• EXERCISE BRIEF:
Write out the entries below once more, exactly.

• PROVIDED INFORMATION:
==========
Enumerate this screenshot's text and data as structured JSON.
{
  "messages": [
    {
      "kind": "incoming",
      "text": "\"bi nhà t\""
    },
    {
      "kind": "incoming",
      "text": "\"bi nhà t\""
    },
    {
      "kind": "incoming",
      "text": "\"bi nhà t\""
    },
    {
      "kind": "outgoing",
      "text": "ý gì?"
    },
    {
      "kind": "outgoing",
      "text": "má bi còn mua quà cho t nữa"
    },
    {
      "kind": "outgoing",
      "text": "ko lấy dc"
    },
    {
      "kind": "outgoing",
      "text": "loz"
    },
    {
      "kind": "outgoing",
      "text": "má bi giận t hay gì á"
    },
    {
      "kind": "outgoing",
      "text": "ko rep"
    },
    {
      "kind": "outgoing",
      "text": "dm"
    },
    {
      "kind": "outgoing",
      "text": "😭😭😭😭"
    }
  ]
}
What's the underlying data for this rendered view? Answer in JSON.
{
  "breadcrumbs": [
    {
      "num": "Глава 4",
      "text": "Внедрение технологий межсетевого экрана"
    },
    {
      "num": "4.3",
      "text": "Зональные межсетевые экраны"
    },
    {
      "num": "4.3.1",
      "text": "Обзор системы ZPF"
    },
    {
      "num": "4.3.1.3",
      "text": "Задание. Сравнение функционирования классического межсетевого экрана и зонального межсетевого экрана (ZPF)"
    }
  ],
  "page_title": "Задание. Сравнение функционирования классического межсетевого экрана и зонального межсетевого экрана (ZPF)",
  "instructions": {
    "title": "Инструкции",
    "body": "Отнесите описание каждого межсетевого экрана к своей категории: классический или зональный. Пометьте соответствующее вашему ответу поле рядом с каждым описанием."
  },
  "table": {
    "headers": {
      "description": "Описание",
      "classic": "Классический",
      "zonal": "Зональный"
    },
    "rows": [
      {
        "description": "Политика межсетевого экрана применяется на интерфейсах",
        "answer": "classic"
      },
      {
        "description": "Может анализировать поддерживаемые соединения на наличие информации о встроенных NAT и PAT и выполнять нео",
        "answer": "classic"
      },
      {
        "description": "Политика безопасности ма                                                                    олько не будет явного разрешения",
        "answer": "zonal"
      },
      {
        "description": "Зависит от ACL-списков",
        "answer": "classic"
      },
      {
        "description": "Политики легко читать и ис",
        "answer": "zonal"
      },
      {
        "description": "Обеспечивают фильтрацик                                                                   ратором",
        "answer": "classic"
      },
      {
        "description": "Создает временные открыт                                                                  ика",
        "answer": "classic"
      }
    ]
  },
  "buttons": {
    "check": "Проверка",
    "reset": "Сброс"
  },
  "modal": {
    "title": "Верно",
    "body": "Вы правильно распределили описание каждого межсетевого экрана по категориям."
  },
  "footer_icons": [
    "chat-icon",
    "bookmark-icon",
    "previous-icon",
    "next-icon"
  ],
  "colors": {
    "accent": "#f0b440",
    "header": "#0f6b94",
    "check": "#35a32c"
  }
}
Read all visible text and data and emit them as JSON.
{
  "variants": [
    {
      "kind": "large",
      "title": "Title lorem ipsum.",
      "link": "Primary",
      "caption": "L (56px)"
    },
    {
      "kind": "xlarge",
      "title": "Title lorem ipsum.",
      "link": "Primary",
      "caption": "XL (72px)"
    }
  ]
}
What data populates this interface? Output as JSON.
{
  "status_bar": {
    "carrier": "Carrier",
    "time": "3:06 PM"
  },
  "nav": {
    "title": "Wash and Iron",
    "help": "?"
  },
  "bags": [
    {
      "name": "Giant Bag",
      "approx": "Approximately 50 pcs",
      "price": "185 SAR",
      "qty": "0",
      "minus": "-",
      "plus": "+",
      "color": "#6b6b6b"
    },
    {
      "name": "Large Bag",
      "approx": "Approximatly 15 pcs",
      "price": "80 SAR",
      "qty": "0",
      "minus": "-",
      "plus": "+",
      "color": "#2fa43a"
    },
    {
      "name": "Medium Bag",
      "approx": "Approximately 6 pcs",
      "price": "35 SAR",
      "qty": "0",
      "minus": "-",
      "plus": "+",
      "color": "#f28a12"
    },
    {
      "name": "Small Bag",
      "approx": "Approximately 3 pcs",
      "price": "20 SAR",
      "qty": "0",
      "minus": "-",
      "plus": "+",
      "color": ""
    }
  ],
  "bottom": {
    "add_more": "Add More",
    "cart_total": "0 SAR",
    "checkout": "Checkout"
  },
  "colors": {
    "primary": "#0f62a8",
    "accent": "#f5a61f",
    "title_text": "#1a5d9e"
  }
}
==========
• RIGHT ANSWER:
Enumerate this screenshot's text and data as structured JSON.
{
  "messages": [
    {
      "kind": "incoming",
      "text": "\"bi nhà t\""
    },
    {
      "kind": "incoming",
      "text": "\"bi nhà t\""
    },
    {
      "kind": "incoming",
      "text": "\"bi nhà t\""
    },
    {
      "kind": "outgoing",
      "text": "ý gì?"
    },
    {
      "kind": "outgoing",
      "text": "má bi còn mua quà cho t nữa"
    },
    {
      "kind": "outgoing",
      "text": "ko lấy dc"
    },
    {
      "kind": "outgoing",
      "text": "loz"
    },
    {
      "kind": "outgoing",
      "text": "má bi giận t hay gì á"
    },
    {
      "kind": "outgoing",
      "text": "ko rep"
    },
    {
      "kind": "outgoing",
      "text": "dm"
    },
    {
      "kind": "outgoing",
      "text": "😭😭😭😭"
    }
  ]
}
What's the underlying data for this rendered view? Answer in JSON.
{
  "breadcrumbs": [
    {
      "num": "Глава 4",
      "text": "Внедрение технологий межсетевого экрана"
    },
    {
      "num": "4.3",
      "text": "Зональные межсетевые экраны"
    },
    {
      "num": "4.3.1",
      "text": "Обзор системы ZPF"
    },
    {
      "num": "4.3.1.3",
      "text": "Задание. Сравнение функционирования классического межсетевого экрана и зонального межсетевого экрана (ZPF)"
    }
  ],
  "page_title": "Задание. Сравнение функционирования классического межсетевого экрана и зонального межсетевого экрана (ZPF)",
  "instructions": {
    "title": "Инструкции",
    "body": "Отнесите описание каждого межсетевого экрана к своей категории: классический или зональный. Пометьте соответствующее вашему ответу поле рядом с каждым описанием."
  },
  "table": {
    "headers": {
      "description": "Описание",
      "classic": "Классический",
      "zonal": "Зональный"
    },
    "rows": [
      {
        "description": "Политика межсетевого экрана применяется на интерфейсах",
        "answer": "classic"
      },
      {
        "description": "Может анализировать поддерживаемые соединения на наличие информации о встроенных NAT и PAT и выполнять нео",
        "answer": "classic"
      },
      {
        "description": "Политика безопасности ма                                                                    олько не будет явного разрешения",
        "answer": "zonal"
      },
      {
        "description": "Зависит от ACL-списков",
        "answer": "classic"
      },
      {
        "description": "Политики легко читать и ис",
        "answer": "zonal"
      },
      {
        "description": "Обеспечивают фильтрацик                                                                   ратором",
        "answer": "classic"
      },
      {
        "description": "Создает временные открыт                                                                  ика",
        "answer": "classic"
      }
    ]
  },
  "buttons": {
    "check": "Проверка",
    "reset": "Сброс"
  },
  "modal": {
    "title": "Верно",
    "body": "Вы правильно распределили описание каждого межсетевого экрана по категориям."
  },
  "footer_icons": [
    "chat-icon",
    "bookmark-icon",
    "previous-icon",
    "next-icon"
  ],
  "colors": {
    "accent": "#f0b440",
    "header": "#0f6b94",
    "check": "#35a32c"
  }
}
Read all visible text and data and emit them as JSON.
{
  "variants": [
    {
      "kind": "large",
      "title": "Title lorem ipsum.",
      "link": "Primary",
      "caption": "L (56px)"
    },
    {
      "kind": "xlarge",
      "title": "Title lorem ipsum.",
      "link": "Primary",
      "caption": "XL (72px)"
    }
  ]
}
What data populates this interface? Output as JSON.
{
  "status_bar": {
    "carrier": "Carrier",
    "time": "3:06 PM"
  },
  "nav": {
    "title": "Wash and Iron",
    "help": "?"
  },
  "bags": [
    {
      "name": "Giant Bag",
      "approx": "Approximately 50 pcs",
      "price": "185 SAR",
      "qty": "0",
      "minus": "-",
      "plus": "+",
      "color": "#6b6b6b"
    },
    {
      "name": "Large Bag",
      "approx": "Approximatly 15 pcs",
      "price": "80 SAR",
      "qty": "0",
      "minus": "-",
      "plus": "+",
      "color": "#2fa43a"
    },
    {
      "name": "Medium Bag",
      "approx": "Approximately 6 pcs",
      "price": "35 SAR",
      "qty": "0",
      "minus": "-",
      "plus": "+",
      "color": "#f28a12"
    },
    {
      "name": "Small Bag",
      "approx": "Approximately 3 pcs",
      "price": "20 SAR",
      "qty": "0",
      "minus": "-",
      "plus": "+",
      "color": ""
    }
  ],
  "bottom": {
    "add_more": "Add More",
    "cart_total": "0 SAR",
    "checkout": "Checkout"
  },
  "colors": {
    "primary": "#0f62a8",
    "accent": "#f5a61f",
    "title_text": "#1a5d9e"
  }
}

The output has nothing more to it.